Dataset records
================================

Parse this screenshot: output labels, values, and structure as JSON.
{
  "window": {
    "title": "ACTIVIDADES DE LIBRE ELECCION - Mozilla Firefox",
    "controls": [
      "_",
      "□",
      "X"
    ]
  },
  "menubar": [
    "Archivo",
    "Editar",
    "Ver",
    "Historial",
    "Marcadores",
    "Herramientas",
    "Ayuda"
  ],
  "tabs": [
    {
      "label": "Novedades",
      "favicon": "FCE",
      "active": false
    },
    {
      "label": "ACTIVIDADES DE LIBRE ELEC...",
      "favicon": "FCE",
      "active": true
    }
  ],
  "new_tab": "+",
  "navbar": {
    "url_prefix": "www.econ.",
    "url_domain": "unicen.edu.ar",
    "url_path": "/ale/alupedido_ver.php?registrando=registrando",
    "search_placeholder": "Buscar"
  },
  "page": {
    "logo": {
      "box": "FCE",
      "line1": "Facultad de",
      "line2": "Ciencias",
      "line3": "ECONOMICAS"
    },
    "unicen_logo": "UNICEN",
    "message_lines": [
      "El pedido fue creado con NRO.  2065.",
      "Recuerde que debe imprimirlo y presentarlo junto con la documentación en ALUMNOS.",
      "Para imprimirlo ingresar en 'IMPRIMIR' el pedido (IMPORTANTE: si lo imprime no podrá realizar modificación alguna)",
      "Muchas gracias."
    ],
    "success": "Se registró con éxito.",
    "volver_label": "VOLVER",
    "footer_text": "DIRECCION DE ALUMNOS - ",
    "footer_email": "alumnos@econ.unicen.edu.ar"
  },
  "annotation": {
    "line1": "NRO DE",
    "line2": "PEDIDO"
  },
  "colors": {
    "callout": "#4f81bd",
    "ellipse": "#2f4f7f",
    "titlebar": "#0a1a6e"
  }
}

================================

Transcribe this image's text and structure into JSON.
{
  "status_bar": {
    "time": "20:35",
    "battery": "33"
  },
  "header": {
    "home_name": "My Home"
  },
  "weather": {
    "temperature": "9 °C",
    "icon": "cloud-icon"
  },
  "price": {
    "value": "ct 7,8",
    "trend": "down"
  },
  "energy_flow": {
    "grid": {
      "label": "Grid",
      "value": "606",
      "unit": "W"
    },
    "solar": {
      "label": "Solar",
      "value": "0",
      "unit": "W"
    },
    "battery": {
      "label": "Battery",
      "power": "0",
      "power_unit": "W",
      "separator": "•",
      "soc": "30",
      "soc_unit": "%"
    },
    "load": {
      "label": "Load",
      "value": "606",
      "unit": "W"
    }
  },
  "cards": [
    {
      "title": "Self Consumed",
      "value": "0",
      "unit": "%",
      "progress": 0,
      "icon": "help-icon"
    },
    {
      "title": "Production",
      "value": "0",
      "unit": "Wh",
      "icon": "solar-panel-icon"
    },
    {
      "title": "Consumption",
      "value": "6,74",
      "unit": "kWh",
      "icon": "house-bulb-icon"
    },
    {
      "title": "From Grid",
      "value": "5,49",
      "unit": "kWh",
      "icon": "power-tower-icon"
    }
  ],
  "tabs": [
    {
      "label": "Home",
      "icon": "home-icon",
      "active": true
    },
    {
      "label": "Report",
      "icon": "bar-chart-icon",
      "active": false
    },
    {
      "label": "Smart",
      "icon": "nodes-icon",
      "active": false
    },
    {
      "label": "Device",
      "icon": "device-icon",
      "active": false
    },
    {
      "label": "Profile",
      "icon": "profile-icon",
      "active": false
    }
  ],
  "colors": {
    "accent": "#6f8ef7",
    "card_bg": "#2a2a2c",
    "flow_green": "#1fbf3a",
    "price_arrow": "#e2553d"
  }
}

================================

* _Prompt_
Go through the records. Copy each line where "JSON" appears.

* _Solution for this problem_
Parse this screenshot: output labels, values, and structure as JSON.
Transcribe this image's text and structure into JSON.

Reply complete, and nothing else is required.